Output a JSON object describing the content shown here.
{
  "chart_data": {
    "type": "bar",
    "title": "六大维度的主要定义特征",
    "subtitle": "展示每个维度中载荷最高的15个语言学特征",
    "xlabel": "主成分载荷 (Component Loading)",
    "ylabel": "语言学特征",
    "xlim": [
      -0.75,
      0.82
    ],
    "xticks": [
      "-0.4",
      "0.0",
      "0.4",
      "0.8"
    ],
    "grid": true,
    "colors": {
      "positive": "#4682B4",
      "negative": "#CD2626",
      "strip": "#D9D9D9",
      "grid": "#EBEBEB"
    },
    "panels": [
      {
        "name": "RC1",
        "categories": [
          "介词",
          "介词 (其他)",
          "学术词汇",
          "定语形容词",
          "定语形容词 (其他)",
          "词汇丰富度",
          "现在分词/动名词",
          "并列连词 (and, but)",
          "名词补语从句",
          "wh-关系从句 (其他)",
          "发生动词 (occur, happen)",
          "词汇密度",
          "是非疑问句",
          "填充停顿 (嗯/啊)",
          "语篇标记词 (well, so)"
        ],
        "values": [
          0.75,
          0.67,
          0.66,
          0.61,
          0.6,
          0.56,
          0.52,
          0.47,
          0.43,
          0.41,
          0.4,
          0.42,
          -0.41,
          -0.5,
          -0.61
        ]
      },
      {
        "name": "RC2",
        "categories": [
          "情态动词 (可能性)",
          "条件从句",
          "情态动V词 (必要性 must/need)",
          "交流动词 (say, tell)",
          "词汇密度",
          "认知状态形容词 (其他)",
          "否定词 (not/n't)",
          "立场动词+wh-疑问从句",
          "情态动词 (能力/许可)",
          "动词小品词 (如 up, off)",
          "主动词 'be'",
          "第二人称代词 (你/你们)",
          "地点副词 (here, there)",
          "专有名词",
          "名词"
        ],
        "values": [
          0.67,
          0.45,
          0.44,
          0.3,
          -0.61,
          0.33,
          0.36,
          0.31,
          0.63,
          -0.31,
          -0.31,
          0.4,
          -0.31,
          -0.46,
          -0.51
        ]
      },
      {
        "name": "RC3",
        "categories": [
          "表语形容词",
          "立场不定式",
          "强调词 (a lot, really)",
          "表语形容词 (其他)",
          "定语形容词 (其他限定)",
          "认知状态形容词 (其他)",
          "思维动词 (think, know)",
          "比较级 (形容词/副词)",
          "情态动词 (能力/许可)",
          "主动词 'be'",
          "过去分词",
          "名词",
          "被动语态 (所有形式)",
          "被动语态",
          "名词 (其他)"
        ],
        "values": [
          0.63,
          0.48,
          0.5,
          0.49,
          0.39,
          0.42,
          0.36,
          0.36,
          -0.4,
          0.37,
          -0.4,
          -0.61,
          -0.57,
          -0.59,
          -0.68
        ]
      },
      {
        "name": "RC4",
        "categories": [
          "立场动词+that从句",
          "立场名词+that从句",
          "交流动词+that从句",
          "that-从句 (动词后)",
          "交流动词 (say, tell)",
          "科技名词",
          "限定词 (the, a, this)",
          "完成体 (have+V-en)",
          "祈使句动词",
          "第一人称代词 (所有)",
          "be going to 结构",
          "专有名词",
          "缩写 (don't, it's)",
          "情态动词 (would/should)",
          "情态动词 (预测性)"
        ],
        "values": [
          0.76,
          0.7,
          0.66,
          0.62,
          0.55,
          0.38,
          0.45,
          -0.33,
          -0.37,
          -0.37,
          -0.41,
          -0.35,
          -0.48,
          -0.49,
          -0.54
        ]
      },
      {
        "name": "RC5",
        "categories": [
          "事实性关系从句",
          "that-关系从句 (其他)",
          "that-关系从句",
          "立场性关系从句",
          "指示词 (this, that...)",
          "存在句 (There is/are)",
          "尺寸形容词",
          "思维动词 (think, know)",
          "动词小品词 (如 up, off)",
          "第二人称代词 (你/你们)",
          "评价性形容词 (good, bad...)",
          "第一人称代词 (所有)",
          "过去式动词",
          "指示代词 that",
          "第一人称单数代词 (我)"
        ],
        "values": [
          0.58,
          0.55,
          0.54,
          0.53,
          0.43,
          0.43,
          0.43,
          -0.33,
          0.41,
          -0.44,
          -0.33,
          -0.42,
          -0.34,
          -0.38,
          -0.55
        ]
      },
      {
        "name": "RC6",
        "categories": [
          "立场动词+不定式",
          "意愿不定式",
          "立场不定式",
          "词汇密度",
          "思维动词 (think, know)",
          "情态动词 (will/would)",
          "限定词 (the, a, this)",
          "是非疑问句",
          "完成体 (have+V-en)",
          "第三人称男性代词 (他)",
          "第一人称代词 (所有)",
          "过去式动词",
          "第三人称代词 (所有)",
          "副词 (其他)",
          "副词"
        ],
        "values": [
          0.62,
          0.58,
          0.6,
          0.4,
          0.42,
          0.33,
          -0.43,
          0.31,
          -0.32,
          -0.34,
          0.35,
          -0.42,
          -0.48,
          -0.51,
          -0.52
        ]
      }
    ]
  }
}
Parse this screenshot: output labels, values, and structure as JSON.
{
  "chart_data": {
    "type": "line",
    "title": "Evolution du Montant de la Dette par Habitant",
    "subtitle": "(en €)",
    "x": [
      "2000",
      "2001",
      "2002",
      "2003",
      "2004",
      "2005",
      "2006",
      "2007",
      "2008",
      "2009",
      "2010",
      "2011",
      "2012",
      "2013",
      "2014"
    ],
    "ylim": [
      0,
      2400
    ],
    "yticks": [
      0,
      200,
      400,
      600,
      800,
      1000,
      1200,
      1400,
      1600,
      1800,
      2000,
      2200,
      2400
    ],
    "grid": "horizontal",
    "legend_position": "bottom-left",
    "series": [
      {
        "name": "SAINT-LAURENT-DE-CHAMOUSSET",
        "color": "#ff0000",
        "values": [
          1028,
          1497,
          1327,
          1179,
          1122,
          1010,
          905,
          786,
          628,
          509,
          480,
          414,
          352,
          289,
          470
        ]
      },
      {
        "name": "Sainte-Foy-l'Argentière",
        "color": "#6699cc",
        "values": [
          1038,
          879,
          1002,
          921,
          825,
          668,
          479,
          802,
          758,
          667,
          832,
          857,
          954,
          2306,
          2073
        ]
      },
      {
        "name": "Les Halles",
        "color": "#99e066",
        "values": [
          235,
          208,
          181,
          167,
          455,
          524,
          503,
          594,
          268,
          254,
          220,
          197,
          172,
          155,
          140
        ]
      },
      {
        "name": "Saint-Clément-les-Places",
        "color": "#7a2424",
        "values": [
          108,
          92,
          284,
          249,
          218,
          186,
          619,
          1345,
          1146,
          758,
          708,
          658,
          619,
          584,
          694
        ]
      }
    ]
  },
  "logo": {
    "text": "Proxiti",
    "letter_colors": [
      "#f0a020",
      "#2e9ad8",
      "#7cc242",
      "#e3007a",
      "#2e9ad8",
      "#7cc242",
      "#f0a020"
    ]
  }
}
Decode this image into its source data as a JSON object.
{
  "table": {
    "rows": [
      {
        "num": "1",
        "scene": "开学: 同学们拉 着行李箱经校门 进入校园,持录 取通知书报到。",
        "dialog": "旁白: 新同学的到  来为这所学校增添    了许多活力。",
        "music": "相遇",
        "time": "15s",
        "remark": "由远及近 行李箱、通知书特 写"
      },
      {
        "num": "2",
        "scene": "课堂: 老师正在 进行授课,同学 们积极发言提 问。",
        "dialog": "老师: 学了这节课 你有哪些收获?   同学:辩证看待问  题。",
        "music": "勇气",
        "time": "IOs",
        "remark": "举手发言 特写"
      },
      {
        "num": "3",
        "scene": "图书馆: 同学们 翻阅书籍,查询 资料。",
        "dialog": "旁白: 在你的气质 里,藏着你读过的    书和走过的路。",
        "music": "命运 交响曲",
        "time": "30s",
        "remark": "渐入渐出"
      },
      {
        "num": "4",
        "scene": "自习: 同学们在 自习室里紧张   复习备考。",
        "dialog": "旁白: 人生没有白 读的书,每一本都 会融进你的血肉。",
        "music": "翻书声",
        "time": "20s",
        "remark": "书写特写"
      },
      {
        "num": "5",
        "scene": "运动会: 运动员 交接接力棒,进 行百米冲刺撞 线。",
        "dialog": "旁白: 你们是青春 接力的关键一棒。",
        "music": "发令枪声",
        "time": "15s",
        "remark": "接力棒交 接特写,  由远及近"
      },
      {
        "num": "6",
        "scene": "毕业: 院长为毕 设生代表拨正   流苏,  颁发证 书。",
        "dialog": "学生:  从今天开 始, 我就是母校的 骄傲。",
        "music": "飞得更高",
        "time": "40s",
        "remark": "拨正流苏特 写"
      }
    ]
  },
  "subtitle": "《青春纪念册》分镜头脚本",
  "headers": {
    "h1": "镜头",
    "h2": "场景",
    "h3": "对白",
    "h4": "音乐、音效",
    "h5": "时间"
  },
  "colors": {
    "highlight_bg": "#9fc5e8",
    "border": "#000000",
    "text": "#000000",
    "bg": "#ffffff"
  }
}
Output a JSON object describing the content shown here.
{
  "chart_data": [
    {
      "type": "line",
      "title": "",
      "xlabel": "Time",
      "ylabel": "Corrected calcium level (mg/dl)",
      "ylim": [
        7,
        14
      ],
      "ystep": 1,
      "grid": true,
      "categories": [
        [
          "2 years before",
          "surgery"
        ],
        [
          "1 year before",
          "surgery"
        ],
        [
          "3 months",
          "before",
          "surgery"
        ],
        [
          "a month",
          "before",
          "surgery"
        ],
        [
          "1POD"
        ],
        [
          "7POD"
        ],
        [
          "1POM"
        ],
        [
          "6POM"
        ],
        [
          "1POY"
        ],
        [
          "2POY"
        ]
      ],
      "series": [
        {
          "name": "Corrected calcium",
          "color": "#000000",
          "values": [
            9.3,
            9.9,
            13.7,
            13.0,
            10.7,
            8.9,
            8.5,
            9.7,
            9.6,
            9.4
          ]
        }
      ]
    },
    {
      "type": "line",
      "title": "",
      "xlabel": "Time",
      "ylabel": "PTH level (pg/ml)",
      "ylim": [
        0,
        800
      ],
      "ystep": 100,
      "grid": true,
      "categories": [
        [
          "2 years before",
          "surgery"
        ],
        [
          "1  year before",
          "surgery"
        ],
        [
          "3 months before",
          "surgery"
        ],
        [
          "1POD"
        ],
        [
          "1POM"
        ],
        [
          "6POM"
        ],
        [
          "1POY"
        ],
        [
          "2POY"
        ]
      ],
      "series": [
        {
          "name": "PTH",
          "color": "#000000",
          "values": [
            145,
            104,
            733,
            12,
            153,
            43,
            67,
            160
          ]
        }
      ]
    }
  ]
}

* _What you have to do_:
Go through the listing above and return every line where the word "情态动词" occurs.

* _Answer_:
          "情态动词 (可能性)",
          "情态动词 (能力/许可)",
          "情态动词 (能力/许可)",
          "情态动词 (would/should)",
          "情态动词 (预测性)"
          "情态动词 (will/would)",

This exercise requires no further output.